--- Start of Dataset records ---
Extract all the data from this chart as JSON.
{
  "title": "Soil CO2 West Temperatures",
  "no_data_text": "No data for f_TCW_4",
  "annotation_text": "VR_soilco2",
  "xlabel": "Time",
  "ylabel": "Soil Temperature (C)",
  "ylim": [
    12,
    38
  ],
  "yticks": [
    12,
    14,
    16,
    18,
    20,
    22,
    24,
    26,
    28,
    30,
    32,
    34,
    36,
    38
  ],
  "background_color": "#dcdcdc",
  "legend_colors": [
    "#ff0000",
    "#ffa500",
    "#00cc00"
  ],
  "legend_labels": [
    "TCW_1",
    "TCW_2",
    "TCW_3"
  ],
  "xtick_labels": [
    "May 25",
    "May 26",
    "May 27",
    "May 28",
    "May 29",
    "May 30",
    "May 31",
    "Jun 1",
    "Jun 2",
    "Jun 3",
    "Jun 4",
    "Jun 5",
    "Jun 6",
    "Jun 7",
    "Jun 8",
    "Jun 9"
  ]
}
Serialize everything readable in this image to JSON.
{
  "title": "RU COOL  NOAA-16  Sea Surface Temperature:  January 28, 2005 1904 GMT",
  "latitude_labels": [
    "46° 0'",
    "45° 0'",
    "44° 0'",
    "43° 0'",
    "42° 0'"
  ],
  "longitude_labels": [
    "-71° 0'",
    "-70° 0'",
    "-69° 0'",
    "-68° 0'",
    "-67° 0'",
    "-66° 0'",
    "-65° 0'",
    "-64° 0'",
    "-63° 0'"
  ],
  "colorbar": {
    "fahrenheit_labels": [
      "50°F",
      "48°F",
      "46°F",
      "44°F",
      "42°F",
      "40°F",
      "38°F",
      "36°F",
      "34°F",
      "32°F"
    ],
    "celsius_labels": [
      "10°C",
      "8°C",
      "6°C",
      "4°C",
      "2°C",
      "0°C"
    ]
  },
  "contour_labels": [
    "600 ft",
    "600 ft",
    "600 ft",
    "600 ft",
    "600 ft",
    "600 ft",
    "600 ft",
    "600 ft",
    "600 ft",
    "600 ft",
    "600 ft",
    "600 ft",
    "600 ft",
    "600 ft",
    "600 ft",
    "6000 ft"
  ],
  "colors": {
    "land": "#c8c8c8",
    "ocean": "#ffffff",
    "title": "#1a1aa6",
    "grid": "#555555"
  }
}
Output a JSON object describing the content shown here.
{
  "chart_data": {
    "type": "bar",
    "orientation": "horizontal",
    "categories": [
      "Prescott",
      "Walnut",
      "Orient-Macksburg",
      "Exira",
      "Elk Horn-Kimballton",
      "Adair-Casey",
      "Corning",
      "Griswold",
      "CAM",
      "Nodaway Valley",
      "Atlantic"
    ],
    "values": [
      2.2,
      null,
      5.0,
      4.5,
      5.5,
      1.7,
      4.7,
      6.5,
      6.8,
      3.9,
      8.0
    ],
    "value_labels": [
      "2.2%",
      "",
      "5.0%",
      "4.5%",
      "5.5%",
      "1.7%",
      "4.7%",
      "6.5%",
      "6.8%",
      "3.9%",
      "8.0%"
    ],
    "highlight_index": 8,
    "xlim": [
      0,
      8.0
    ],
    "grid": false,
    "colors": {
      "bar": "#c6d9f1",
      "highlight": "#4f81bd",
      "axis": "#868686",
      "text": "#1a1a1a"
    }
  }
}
--- End of Dataset records ---
_Your task_
Please output the complete data exactly.

_Result below_
Extract all the data from this chart as JSON.
{
  "title": "Soil CO2 West Temperatures",
  "no_data_text": "No data for f_TCW_4",
  "annotation_text": "VR_soilco2",
  "xlabel": "Time",
  "ylabel": "Soil Temperature (C)",
  "ylim": [
    12,
    38
  ],
  "yticks": [
    12,
    14,
    16,
    18,
    20,
    22,
    24,
    26,
    28,
    30,
    32,
    34,
    36,
    38
  ],
  "background_color": "#dcdcdc",
  "legend_colors": [
    "#ff0000",
    "#ffa500",
    "#00cc00"
  ],
  "legend_labels": [
    "TCW_1",
    "TCW_2",
    "TCW_3"
  ],
  "xtick_labels": [
    "May 25",
    "May 26",
    "May 27",
    "May 28",
    "May 29",
    "May 30",
    "May 31",
    "Jun 1",
    "Jun 2",
    "Jun 3",
    "Jun 4",
    "Jun 5",
    "Jun 6",
    "Jun 7",
    "Jun 8",
    "Jun 9"
  ]
}
Serialize everything readable in this image to JSON.
{
  "title": "RU COOL  NOAA-16  Sea Surface Temperature:  January 28, 2005 1904 GMT",
  "latitude_labels": [
    "46° 0'",
    "45° 0'",
    "44° 0'",
    "43° 0'",
    "42° 0'"
  ],
  "longitude_labels": [
    "-71° 0'",
    "-70° 0'",
    "-69° 0'",
    "-68° 0'",
    "-67° 0'",
    "-66° 0'",
    "-65° 0'",
    "-64° 0'",
    "-63° 0'"
  ],
  "colorbar": {
    "fahrenheit_labels": [
      "50°F",
      "48°F",
      "46°F",
      "44°F",
      "42°F",
      "40°F",
      "38°F",
      "36°F",
      "34°F",
      "32°F"
    ],
    "celsius_labels": [
      "10°C",
      "8°C",
      "6°C",
      "4°C",
      "2°C",
      "0°C"
    ]
  },
  "contour_labels": [
    "600 ft",
    "600 ft",
    "600 ft",
    "600 ft",
    "600 ft",
    "600 ft",
    "600 ft",
    "600 ft",
    "600 ft",
    "600 ft",
    "600 ft",
    "600 ft",
    "600 ft",
    "600 ft",
    "600 ft",
    "6000 ft"
  ],
  "colors": {
    "land": "#c8c8c8",
    "ocean": "#ffffff",
    "title": "#1a1aa6",
    "grid": "#555555"
  }
}
Output a JSON object describing the content shown here.
{
  "chart_data": {
    "type": "bar",
    "orientation": "horizontal",
    "categories": [
      "Prescott",
      "Walnut",
      "Orient-Macksburg",
      "Exira",
      "Elk Horn-Kimballton",
      "Adair-Casey",
      "Corning",
      "Griswold",
      "CAM",
      "Nodaway Valley",
      "Atlantic"
    ],
    "values": [
      2.2,
      null,
      5.0,
      4.5,
      5.5,
      1.7,
      4.7,
      6.5,
      6.8,
      3.9,
      8.0
    ],
    "value_labels": [
      "2.2%",
      "",
      "5.0%",
      "4.5%",
      "5.5%",
      "1.7%",
      "4.7%",
      "6.5%",
      "6.8%",
      "3.9%",
      "8.0%"
    ],
    "highlight_index": 8,
    "xlim": [
      0,
      8.0
    ],
    "grid": false,
    "colors": {
      "bar": "#c6d9f1",
      "highlight": "#4f81bd",
      "axis": "#868686",
      "text": "#1a1a1a"
    }
  }
}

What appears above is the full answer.